-- SOURCE DATA follows --
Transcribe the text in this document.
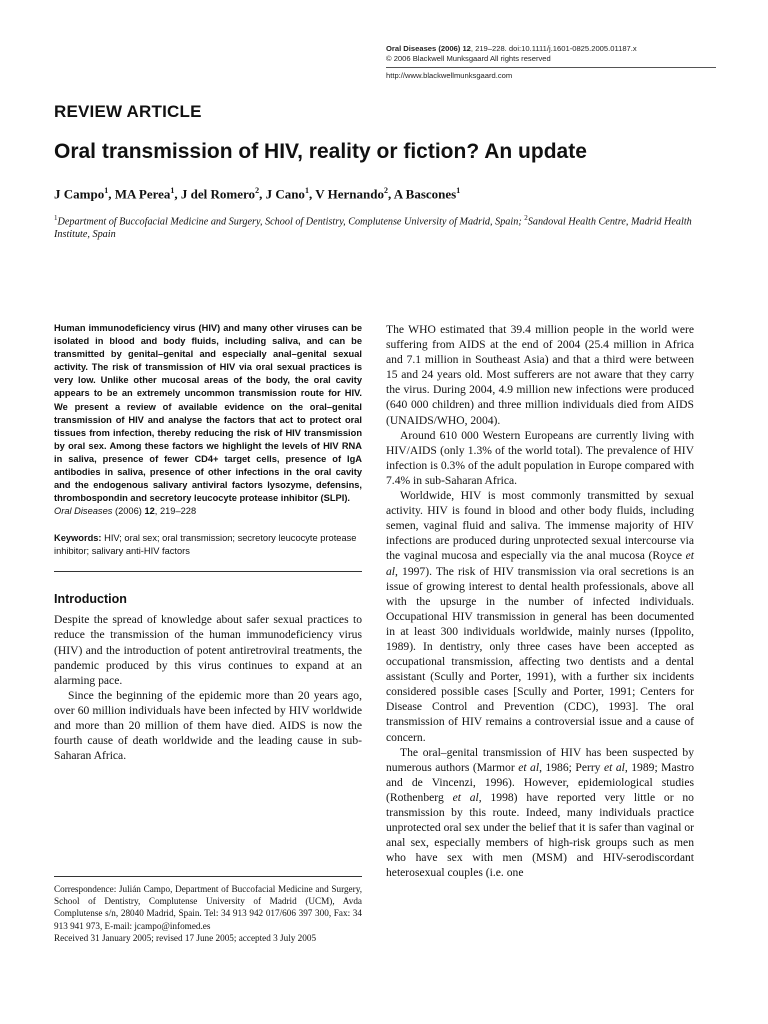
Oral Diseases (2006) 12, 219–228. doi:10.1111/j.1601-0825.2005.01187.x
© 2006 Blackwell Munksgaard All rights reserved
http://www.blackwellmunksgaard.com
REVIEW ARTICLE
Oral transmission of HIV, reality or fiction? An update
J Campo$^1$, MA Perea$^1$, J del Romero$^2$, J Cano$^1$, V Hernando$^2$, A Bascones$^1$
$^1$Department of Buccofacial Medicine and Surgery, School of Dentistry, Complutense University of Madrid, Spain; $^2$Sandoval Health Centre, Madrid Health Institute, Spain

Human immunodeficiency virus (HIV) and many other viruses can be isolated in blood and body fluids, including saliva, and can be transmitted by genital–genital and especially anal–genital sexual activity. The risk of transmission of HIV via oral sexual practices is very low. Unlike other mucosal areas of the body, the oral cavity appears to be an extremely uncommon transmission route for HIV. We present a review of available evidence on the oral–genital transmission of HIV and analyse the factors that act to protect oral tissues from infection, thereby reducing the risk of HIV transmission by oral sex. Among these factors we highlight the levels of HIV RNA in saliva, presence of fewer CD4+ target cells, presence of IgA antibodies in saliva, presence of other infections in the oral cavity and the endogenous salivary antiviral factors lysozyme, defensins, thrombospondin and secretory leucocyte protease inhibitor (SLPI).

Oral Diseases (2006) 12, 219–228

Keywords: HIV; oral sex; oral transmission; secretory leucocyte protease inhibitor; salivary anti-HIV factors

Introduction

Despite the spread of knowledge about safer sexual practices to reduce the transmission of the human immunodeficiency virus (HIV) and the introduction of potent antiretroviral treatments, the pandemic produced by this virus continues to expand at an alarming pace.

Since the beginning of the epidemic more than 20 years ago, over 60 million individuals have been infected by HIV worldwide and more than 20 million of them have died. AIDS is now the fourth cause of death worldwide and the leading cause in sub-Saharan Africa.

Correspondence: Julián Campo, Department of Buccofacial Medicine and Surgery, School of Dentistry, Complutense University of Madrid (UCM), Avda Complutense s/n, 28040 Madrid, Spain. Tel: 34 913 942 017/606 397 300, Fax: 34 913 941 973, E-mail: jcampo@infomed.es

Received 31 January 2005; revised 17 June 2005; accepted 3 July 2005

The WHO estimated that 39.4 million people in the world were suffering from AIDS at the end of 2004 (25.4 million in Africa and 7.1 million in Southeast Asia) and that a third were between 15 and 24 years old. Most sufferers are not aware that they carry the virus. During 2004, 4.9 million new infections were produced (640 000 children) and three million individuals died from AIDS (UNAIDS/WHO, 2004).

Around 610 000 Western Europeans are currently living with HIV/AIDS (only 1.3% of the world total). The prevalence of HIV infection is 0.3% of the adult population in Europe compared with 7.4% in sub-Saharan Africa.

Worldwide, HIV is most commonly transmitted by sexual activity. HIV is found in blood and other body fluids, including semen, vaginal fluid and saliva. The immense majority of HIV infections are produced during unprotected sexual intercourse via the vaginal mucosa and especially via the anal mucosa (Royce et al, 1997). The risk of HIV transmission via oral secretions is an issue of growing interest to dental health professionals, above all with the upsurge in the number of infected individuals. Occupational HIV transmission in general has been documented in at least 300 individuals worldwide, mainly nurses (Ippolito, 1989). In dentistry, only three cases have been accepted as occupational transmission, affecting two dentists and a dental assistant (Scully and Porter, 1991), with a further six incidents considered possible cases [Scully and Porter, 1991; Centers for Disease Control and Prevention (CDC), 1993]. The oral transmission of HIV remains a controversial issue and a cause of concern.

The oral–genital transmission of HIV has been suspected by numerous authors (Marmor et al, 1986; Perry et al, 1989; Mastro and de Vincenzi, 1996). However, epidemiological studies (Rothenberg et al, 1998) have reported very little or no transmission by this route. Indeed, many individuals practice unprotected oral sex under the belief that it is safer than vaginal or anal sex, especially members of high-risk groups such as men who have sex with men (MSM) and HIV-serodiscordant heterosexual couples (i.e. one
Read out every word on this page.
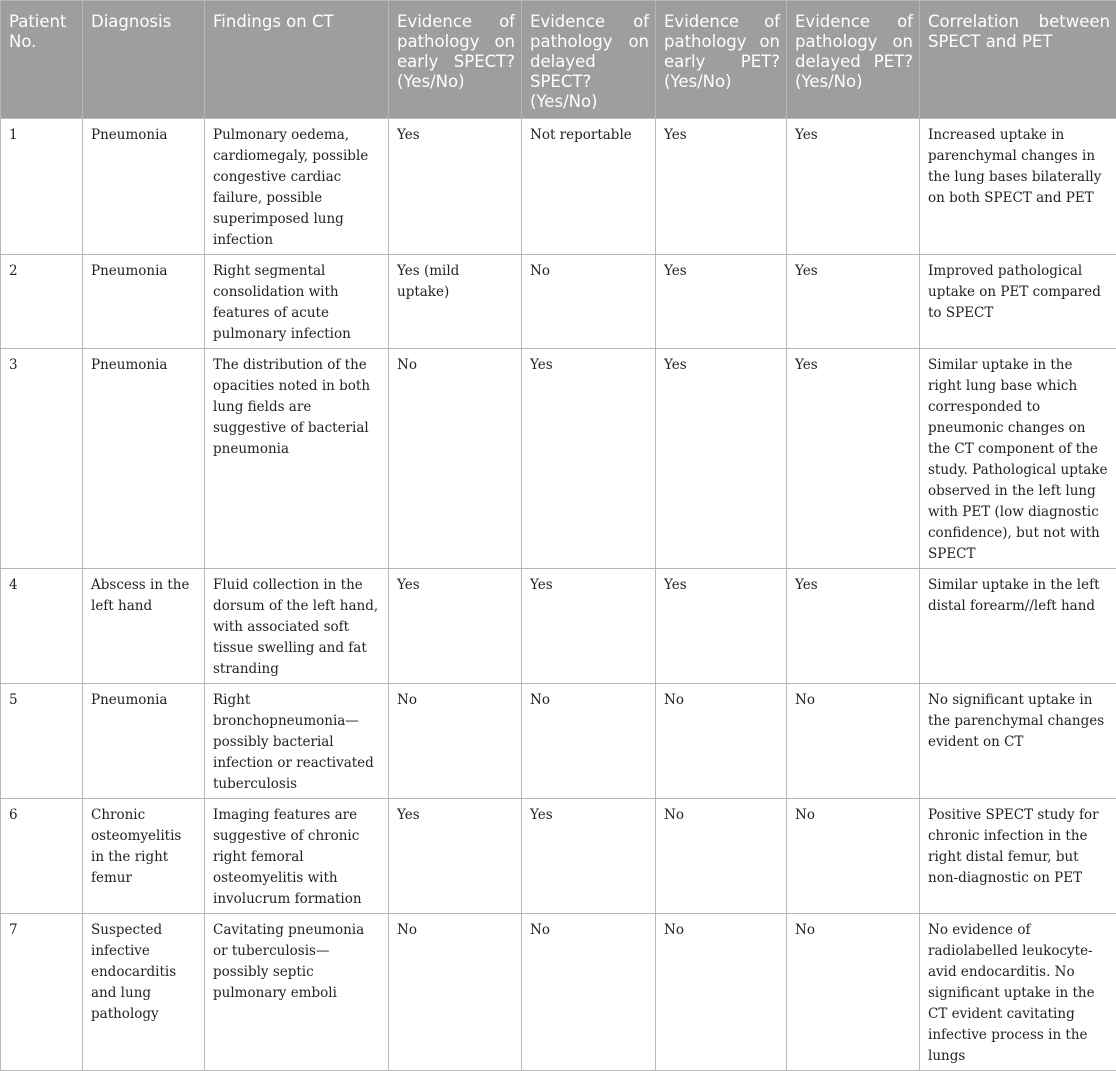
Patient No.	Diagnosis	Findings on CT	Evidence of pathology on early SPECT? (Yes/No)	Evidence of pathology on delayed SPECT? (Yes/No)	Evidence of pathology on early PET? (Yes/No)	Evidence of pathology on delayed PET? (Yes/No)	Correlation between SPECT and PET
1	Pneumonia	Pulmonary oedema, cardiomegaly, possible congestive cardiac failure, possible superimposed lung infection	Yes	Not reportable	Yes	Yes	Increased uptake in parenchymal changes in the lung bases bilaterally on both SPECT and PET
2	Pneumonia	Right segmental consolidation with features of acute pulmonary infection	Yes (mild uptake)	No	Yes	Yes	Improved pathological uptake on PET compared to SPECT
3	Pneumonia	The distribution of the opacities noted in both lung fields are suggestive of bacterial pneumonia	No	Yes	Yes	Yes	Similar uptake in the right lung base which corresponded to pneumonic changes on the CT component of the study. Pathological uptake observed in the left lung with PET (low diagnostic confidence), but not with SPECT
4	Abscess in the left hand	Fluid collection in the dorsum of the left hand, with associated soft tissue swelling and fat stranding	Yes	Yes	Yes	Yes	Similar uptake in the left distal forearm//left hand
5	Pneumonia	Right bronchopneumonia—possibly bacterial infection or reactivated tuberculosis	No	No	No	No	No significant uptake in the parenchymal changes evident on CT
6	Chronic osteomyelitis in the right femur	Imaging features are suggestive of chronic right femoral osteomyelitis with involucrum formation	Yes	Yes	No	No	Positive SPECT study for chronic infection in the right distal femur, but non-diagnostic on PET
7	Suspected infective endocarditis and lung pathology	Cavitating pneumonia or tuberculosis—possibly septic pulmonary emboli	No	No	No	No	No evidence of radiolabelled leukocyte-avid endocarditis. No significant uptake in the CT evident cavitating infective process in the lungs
-- SOURCE DATA concluded --
Every line above that includes the word "Diseases" should be listed.

Oral Diseases (2006) 12, 219–228. doi:10.1111/j.1601-0825.2005.01187.x
Oral Diseases (2006) 12, 219–228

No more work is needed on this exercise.